[Extracted records]

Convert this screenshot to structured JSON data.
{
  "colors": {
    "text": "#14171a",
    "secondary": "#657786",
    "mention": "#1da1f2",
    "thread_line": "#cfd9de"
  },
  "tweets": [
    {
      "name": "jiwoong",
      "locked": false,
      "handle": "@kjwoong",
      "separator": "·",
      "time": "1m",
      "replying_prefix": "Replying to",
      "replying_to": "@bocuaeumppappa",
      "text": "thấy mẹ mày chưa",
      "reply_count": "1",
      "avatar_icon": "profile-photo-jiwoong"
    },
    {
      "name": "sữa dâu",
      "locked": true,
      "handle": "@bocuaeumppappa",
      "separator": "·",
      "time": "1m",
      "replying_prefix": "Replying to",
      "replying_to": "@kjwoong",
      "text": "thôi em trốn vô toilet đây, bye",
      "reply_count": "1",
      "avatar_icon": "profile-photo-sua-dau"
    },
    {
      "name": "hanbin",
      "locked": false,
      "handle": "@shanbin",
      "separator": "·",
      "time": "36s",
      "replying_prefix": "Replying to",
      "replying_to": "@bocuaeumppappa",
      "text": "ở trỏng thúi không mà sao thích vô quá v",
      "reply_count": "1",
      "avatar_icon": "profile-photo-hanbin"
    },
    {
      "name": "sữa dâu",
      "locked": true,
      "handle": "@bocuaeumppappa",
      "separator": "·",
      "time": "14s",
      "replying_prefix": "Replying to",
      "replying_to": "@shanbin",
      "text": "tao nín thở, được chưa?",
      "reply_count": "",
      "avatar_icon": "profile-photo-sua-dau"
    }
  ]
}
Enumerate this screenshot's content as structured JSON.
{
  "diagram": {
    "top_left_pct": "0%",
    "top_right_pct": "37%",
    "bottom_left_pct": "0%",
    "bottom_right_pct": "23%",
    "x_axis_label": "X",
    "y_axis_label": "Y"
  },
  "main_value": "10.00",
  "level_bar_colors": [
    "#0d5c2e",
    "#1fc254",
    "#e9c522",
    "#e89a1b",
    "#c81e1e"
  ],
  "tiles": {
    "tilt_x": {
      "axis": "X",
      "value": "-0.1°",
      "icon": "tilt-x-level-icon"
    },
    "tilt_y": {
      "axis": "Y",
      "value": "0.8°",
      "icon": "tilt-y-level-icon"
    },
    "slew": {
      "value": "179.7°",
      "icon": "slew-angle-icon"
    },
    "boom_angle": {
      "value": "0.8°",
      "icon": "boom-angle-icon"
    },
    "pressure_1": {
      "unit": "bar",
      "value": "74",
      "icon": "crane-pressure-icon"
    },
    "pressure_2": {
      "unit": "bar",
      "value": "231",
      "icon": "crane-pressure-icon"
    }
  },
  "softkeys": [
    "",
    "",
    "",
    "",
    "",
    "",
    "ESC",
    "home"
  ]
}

▸ **What is asked**: Through the last line of the entries above, beginning at the line containing "Enumerate this screenshot's", transcribe each line exactly, both ends included and nothing more.

▸ **Written reply**:
Enumerate this screenshot's content as structured JSON.
{
  "diagram": {
    "top_left_pct": "0%",
    "top_right_pct": "37%",
    "bottom_left_pct": "0%",
    "bottom_right_pct": "23%",
    "x_axis_label": "X",
    "y_axis_label": "Y"
  },
  "main_value": "10.00",
  "level_bar_colors": [
    "#0d5c2e",
    "#1fc254",
    "#e9c522",
    "#e89a1b",
    "#c81e1e"
  ],
  "tiles": {
    "tilt_x": {
      "axis": "X",
      "value": "-0.1°",
      "icon": "tilt-x-level-icon"
    },
    "tilt_y": {
      "axis": "Y",
      "value": "0.8°",
      "icon": "tilt-y-level-icon"
    },
    "slew": {
      "value": "179.7°",
      "icon": "slew-angle-icon"
    },
    "boom_angle": {
      "value": "0.8°",
      "icon": "boom-angle-icon"
    },
    "pressure_1": {
      "unit": "bar",
      "value": "74",
      "icon": "crane-pressure-icon"
    },
    "pressure_2": {
      "unit": "bar",
      "value": "231",
      "icon": "crane-pressure-icon"
    }
  },
  "softkeys": [
    "",
    "",
    "",
    "",
    "",
    "",
    "ESC",
    "home"
  ]
}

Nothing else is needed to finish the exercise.